- **WHAT THE TASK REQUIRES**:
Pull out every line with the word "бережно".

- **RECORDS FOR THIS EXERCISE**:

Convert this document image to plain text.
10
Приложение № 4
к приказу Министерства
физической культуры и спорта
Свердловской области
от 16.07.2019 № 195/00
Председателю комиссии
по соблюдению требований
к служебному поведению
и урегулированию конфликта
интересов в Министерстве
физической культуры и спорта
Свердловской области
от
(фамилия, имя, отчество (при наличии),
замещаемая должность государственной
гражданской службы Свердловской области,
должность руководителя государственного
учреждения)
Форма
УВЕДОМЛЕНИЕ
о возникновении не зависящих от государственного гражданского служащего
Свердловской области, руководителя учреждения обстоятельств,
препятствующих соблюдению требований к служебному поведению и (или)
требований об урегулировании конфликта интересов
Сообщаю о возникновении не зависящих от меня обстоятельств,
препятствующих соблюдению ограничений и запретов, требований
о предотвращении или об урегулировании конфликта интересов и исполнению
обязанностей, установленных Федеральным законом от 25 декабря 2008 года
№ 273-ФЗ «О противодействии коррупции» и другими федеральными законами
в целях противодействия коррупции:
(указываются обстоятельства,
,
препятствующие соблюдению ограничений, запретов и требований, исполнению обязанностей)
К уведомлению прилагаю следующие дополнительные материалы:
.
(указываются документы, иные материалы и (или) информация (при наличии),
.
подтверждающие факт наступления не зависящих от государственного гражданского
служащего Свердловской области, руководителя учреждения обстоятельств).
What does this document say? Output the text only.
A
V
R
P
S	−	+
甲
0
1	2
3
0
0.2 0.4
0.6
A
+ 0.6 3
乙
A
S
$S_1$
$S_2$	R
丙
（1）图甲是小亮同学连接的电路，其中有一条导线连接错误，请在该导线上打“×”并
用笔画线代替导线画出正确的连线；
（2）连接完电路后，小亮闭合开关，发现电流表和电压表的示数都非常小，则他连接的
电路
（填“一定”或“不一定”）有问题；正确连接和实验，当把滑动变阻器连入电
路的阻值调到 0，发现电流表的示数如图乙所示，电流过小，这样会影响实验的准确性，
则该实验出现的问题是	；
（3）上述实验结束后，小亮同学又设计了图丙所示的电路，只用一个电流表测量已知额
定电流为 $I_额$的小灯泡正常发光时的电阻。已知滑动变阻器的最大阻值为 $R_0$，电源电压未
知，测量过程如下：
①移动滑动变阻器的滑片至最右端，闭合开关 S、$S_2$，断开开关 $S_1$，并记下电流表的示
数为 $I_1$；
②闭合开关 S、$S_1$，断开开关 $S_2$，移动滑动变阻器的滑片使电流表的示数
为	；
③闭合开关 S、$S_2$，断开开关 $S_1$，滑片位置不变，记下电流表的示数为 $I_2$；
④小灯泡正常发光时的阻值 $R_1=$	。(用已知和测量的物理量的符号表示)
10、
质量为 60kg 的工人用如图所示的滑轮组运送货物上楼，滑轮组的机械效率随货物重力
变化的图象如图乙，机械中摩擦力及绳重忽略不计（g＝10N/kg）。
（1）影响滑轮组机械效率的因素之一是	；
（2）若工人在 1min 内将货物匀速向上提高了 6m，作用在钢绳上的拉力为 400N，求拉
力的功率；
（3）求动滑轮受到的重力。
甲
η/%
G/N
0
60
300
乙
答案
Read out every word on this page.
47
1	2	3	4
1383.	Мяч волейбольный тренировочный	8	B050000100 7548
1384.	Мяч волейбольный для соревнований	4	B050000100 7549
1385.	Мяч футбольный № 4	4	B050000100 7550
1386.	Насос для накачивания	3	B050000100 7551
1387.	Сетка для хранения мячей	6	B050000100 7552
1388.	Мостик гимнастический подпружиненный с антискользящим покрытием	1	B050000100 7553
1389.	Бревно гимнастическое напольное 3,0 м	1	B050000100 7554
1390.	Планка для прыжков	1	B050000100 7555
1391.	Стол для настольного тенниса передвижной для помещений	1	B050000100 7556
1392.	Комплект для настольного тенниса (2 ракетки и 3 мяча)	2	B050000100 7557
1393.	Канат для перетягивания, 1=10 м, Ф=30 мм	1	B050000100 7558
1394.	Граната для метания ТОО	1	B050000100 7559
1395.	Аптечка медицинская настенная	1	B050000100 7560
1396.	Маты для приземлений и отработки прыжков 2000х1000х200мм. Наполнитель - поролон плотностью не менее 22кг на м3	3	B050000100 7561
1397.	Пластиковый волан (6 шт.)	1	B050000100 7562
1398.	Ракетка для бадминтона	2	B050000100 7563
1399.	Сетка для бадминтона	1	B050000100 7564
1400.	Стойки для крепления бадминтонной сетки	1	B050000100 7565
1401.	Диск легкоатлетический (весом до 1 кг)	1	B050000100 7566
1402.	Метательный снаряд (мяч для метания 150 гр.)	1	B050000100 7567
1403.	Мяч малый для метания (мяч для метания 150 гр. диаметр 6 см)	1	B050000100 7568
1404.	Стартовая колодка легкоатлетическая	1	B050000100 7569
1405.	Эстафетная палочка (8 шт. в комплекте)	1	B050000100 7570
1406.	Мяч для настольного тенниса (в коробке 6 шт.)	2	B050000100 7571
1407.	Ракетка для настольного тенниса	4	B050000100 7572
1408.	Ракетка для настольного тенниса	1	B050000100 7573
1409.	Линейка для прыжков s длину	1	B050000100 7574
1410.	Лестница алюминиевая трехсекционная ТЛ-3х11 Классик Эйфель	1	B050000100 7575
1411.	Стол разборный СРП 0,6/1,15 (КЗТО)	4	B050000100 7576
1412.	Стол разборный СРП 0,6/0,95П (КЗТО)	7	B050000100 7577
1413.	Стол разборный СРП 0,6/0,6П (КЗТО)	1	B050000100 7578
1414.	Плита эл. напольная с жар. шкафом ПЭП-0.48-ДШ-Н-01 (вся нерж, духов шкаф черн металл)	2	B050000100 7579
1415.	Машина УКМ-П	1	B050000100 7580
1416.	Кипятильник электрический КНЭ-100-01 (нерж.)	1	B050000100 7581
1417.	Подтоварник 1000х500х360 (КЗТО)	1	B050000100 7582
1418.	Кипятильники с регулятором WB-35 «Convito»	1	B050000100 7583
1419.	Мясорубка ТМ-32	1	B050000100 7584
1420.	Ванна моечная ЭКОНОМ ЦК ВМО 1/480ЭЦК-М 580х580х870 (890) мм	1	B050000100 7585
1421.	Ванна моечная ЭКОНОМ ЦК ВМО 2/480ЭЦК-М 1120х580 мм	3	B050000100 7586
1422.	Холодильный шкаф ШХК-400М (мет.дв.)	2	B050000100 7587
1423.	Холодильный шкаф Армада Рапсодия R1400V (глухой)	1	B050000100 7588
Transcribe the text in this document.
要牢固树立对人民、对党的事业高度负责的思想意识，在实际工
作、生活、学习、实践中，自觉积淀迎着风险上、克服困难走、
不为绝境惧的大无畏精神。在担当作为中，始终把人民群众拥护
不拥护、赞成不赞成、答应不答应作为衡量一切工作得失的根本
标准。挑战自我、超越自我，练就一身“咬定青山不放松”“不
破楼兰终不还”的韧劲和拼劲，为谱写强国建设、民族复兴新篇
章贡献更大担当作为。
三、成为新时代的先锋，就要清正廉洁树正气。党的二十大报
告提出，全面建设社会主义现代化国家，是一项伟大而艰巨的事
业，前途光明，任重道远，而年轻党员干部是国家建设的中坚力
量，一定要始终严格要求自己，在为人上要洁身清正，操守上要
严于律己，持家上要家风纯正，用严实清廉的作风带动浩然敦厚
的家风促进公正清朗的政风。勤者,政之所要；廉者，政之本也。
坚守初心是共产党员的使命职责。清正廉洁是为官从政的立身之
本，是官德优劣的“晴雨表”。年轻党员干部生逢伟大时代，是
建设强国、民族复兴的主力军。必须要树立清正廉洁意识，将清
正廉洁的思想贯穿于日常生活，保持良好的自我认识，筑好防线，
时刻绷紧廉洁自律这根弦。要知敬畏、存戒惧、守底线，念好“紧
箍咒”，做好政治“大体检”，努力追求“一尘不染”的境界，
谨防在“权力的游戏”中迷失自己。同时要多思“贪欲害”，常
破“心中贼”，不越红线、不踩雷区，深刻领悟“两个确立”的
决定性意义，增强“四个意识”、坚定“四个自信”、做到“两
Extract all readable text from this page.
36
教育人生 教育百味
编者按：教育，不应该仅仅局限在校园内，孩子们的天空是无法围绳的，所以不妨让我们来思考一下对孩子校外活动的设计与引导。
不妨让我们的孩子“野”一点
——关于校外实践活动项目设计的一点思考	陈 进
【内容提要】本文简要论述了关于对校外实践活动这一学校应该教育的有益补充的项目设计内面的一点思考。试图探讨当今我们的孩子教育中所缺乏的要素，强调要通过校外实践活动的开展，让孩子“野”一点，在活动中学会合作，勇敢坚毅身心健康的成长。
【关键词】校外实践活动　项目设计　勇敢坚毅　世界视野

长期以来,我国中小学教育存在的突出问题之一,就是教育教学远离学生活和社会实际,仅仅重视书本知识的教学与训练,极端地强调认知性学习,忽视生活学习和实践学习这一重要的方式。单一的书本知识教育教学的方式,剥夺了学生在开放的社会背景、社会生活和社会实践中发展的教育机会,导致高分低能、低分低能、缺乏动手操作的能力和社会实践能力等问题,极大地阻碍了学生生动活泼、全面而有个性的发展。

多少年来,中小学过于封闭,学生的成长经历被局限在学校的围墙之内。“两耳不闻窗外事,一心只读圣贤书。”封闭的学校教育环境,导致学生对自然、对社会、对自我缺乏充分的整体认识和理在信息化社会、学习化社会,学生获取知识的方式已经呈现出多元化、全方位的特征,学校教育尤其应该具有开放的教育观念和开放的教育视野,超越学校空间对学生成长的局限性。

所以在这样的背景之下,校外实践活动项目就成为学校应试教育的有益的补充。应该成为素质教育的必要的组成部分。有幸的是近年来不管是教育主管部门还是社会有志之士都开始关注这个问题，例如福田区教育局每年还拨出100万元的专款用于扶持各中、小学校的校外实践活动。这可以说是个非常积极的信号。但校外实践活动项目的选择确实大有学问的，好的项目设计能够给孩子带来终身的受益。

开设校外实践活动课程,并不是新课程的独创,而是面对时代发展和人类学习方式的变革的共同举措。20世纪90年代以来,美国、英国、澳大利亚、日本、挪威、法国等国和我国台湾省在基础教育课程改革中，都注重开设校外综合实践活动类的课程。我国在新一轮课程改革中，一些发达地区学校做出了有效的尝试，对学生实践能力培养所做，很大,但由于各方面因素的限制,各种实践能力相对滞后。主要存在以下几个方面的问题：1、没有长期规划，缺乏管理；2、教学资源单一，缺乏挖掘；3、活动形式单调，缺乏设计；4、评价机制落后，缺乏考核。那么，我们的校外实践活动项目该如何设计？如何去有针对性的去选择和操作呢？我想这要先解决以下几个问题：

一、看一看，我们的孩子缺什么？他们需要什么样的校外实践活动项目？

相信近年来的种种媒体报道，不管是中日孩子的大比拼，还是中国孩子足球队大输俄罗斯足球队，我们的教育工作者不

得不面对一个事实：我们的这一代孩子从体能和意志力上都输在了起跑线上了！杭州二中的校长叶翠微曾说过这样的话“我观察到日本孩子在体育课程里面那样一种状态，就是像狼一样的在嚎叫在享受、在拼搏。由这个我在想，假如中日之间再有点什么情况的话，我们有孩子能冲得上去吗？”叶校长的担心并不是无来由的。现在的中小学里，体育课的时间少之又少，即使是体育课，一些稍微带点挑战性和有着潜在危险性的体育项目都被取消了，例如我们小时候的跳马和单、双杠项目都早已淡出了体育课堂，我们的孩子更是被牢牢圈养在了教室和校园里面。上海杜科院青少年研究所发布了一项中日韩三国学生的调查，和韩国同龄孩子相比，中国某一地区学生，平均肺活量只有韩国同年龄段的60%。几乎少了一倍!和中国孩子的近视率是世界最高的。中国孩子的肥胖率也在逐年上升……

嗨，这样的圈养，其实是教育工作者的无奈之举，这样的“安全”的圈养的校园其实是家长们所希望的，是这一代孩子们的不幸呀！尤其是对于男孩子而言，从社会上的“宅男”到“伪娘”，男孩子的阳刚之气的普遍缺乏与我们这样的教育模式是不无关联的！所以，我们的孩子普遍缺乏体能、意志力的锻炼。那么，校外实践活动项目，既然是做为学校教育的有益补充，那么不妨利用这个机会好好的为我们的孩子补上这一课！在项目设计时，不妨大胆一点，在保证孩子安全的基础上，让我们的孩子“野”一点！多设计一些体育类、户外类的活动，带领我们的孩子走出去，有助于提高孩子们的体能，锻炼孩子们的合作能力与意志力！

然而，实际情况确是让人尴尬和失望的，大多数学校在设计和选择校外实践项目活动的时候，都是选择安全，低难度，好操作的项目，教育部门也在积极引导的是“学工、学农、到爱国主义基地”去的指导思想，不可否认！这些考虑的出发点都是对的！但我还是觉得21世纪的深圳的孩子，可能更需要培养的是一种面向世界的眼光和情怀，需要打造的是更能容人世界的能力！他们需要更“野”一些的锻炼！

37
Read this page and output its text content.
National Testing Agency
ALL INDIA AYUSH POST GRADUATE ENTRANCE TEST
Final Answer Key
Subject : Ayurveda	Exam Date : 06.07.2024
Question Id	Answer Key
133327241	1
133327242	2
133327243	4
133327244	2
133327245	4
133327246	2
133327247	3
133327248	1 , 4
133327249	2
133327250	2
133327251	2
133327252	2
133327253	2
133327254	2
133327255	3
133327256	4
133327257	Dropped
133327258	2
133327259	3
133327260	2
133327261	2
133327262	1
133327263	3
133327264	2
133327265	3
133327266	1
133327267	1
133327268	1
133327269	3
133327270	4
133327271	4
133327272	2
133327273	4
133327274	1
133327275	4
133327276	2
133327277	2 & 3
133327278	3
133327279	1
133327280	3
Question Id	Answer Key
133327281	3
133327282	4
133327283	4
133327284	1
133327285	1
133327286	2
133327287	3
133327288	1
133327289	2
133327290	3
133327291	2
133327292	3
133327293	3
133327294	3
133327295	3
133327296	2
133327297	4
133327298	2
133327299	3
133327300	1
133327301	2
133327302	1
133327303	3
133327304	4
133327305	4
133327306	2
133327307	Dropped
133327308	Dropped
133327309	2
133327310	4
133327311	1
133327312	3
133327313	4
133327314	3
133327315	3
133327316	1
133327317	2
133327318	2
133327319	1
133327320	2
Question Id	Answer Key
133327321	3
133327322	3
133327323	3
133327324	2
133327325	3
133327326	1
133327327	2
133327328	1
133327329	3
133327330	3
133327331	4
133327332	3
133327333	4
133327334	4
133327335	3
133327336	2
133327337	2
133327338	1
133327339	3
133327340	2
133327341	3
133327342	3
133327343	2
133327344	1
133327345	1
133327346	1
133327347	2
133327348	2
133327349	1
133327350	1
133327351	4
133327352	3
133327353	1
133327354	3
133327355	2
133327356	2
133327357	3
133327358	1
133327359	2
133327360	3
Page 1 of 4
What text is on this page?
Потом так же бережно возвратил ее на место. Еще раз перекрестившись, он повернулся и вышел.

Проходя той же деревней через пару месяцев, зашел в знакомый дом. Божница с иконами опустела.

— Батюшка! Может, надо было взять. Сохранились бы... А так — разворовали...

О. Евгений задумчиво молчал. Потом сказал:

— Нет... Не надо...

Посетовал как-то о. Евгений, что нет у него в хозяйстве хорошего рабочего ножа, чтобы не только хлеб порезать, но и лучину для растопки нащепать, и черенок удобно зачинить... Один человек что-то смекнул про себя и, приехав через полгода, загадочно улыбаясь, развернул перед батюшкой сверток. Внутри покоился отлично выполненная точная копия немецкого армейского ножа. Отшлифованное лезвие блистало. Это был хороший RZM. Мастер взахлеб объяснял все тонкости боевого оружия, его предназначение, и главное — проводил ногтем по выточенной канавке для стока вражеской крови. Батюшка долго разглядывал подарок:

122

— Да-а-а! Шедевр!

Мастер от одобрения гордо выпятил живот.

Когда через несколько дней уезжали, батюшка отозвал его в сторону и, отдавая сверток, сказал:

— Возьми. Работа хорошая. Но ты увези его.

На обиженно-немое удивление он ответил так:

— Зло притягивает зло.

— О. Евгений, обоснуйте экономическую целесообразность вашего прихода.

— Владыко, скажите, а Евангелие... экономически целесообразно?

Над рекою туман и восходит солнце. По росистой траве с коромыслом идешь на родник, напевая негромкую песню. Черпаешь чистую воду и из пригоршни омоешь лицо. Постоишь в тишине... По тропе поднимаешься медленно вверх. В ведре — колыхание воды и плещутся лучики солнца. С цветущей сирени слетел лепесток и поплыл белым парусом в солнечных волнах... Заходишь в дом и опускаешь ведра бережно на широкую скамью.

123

- **SOLUTION TO THE EXERCISE**:
Потом так же бережно возвратил ее на место. Еще раз перекрестившись, он повернулся и вышел.
Над рекою туман и восходит солнце. По росистой траве с коромыслом идешь на родник, напевая негромкую песню. Черпаешь чистую воду и из пригоршни омоешь лицо. Постоишь в тишине... По тропе поднимаешься медленно вверх. В ведре — колыхание воды и плещутся лучики солнца. С цветущей сирени слетел лепесток и поплыл белым парусом в солнечных волнах... Заходишь в дом и опускаешь ведра бережно на широкую скамью.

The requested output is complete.